* **Request**
Go through the records and show each line where the word "screenshot" occurs.

[Stored data entries]
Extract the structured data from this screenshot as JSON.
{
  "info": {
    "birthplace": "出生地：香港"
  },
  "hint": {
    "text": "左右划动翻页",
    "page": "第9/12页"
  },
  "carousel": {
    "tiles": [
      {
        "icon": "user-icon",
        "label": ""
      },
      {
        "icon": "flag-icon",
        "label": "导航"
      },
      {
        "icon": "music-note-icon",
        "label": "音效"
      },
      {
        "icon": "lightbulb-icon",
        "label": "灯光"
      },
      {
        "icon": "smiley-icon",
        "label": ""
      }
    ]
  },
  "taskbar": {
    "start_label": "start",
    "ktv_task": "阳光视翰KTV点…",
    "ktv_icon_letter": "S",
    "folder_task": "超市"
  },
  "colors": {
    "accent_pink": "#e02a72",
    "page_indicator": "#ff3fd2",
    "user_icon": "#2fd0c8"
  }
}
* * *
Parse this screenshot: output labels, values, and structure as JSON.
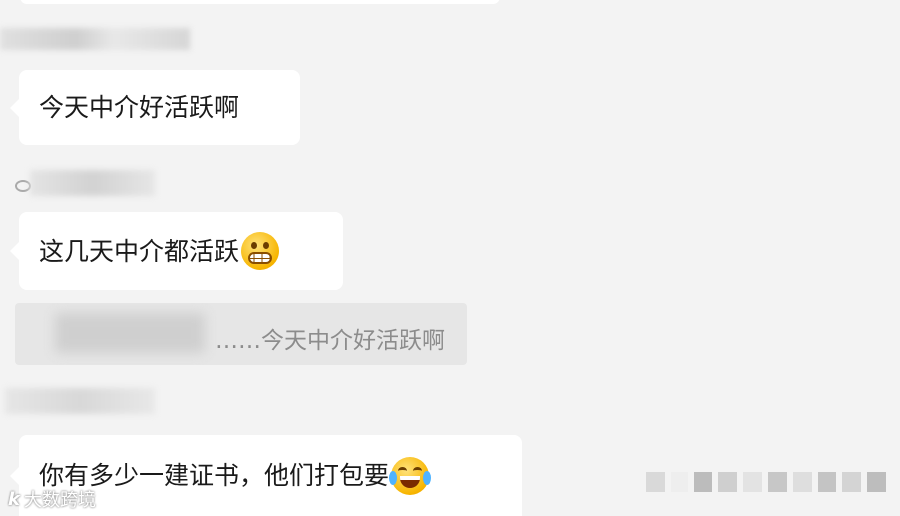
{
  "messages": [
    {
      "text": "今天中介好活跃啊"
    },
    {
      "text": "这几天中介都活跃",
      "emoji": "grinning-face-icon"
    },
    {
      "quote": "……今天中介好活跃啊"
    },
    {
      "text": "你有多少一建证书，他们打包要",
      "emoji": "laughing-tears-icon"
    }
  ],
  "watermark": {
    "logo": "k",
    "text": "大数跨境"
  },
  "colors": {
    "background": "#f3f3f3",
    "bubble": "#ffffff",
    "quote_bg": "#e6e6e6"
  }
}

* **Result of this task**
Extract the structured data from this screenshot as JSON.
Parse this screenshot: output labels, values, and structure as JSON.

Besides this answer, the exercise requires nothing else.